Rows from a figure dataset

☆ ☆ ☆

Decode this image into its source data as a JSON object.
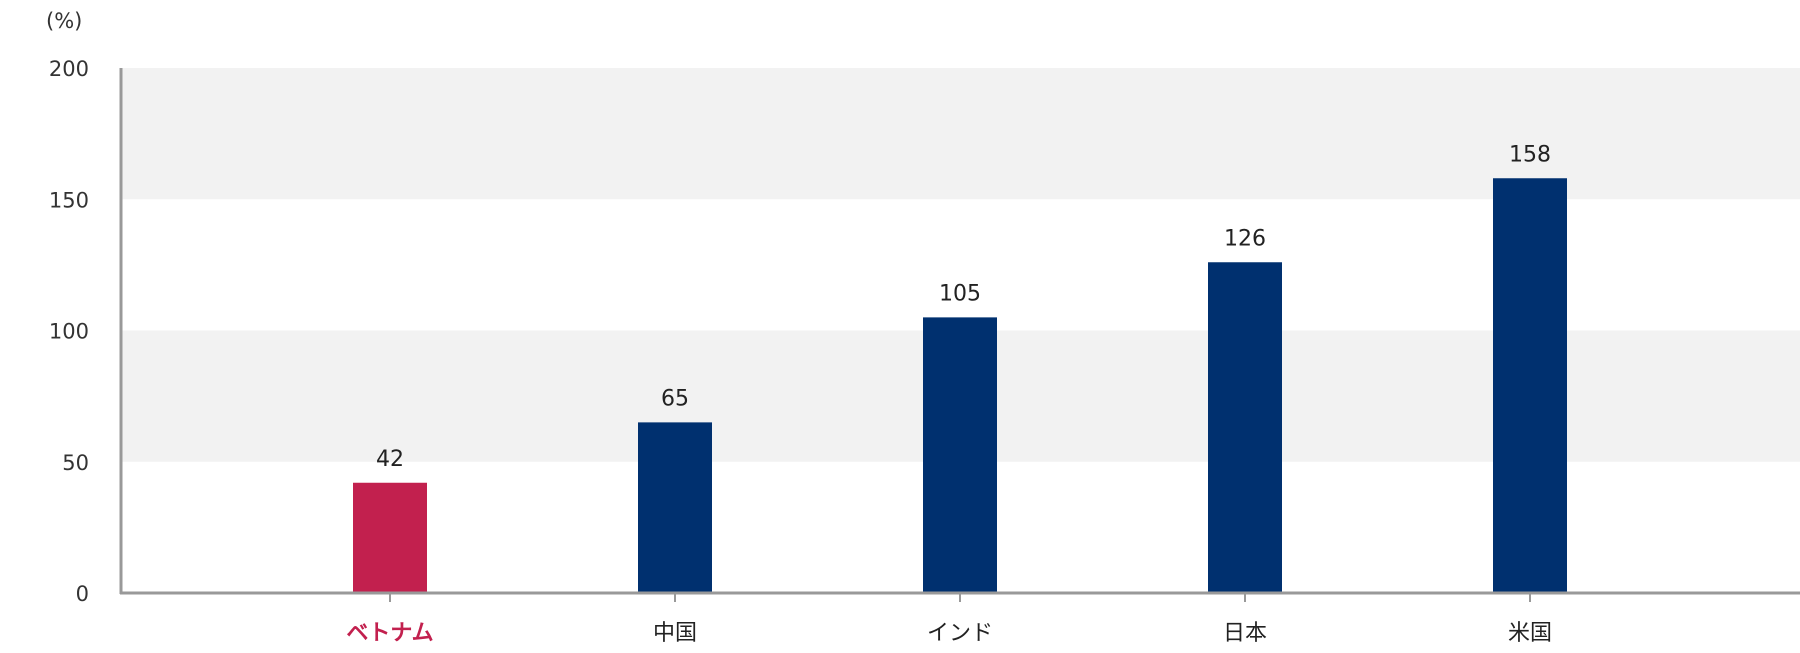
{
  "chart_data": {
    "type": "bar",
    "unit_label": "(%)",
    "categories": [
      "ベトナム",
      "中国",
      "インド",
      "日本",
      "米国"
    ],
    "values": [
      42,
      65,
      105,
      126,
      158
    ],
    "highlight_index": 0,
    "ylim": [
      0,
      200
    ],
    "yticks": [
      0,
      50,
      100,
      150,
      200
    ],
    "grid": "alternating-bands",
    "legend": "none",
    "colors": {
      "highlight": "#c2204e",
      "default": "#00306f",
      "band": "#f2f2f2",
      "axis": "#999999"
    }
  }
}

☆ ☆ ☆

- _Exercise_:
Reproduce the data above in full, exactly as it is, with the pictures left out.

- _The response_:
Decode this image into its source data as a JSON object.
{
  "chart_data": {
    "type": "bar",
    "unit_label": "(%)",
    "categories": [
      "ベトナム",
      "中国",
      "インド",
      "日本",
      "米国"
    ],
    "values": [
      42,
      65,
      105,
      126,
      158
    ],
    "highlight_index": 0,
    "ylim": [
      0,
      200
    ],
    "yticks": [
      0,
      50,
      100,
      150,
      200
    ],
    "grid": "alternating-bands",
    "legend": "none",
    "colors": {
      "highlight": "#c2204e",
      "default": "#00306f",
      "band": "#f2f2f2",
      "axis": "#999999"
    }
  }
}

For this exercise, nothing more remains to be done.